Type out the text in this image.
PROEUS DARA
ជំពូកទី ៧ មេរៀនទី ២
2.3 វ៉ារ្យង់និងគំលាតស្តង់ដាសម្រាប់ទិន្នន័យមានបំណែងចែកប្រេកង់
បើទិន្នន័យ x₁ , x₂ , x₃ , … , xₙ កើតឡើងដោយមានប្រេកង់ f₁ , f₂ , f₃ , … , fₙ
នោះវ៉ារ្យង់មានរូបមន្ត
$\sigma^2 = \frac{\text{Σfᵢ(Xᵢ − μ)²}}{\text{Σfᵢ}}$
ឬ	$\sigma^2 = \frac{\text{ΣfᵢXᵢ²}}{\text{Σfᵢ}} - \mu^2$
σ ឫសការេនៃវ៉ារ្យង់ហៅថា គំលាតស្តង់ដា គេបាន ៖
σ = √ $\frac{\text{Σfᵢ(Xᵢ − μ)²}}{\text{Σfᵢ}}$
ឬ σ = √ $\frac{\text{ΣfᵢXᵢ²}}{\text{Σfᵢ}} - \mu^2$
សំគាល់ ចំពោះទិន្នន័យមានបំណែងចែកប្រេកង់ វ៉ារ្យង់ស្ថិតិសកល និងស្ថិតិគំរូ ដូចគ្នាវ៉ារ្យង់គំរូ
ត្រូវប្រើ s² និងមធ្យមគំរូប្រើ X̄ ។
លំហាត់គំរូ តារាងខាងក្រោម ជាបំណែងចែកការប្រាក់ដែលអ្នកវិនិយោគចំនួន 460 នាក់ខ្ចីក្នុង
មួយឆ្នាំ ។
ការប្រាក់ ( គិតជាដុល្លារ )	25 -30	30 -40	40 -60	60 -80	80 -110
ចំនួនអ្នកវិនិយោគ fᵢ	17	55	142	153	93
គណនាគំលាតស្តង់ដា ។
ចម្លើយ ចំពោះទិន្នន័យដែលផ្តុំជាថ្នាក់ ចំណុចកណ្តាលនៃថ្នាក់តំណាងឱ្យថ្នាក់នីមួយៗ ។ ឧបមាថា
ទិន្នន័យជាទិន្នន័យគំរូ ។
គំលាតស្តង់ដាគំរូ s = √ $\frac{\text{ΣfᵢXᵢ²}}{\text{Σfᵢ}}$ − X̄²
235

Given problem:
Retype the material in full, character for character.

Result of the exercise:
Type out the text in this image.
PROEUS DARA
ជំពូកទី ៧ មេរៀនទី ២
2.3 វ៉ារ្យង់និងគំលាតស្តង់ដាសម្រាប់ទិន្នន័យមានបំណែងចែកប្រេកង់
បើទិន្នន័យ x₁ , x₂ , x₃ , … , xₙ កើតឡើងដោយមានប្រេកង់ f₁ , f₂ , f₃ , … , fₙ
នោះវ៉ារ្យង់មានរូបមន្ត
$\sigma^2 = \frac{\text{Σfᵢ(Xᵢ − μ)²}}{\text{Σfᵢ}}$
ឬ	$\sigma^2 = \frac{\text{ΣfᵢXᵢ²}}{\text{Σfᵢ}} - \mu^2$
σ ឫសការេនៃវ៉ារ្យង់ហៅថា គំលាតស្តង់ដា គេបាន ៖
σ = √ $\frac{\text{Σfᵢ(Xᵢ − μ)²}}{\text{Σfᵢ}}$
ឬ σ = √ $\frac{\text{ΣfᵢXᵢ²}}{\text{Σfᵢ}} - \mu^2$
សំគាល់ ចំពោះទិន្នន័យមានបំណែងចែកប្រេកង់ វ៉ារ្យង់ស្ថិតិសកល និងស្ថិតិគំរូ ដូចគ្នាវ៉ារ្យង់គំរូ
ត្រូវប្រើ s² និងមធ្យមគំរូប្រើ X̄ ។
លំហាត់គំរូ តារាងខាងក្រោម ជាបំណែងចែកការប្រាក់ដែលអ្នកវិនិយោគចំនួន 460 នាក់ខ្ចីក្នុង
មួយឆ្នាំ ។
ការប្រាក់ ( គិតជាដុល្លារ )	25 -30	30 -40	40 -60	60 -80	80 -110
ចំនួនអ្នកវិនិយោគ fᵢ	17	55	142	153	93
គណនាគំលាតស្តង់ដា ។
ចម្លើយ ចំពោះទិន្នន័យដែលផ្តុំជាថ្នាក់ ចំណុចកណ្តាលនៃថ្នាក់តំណាងឱ្យថ្នាក់នីមួយៗ ។ ឧបមាថា
ទិន្នន័យជាទិន្នន័យគំរូ ។
គំលាតស្តង់ដាគំរូ s = √ $\frac{\text{ΣfᵢXᵢ²}}{\text{Σfᵢ}}$ − X̄²
235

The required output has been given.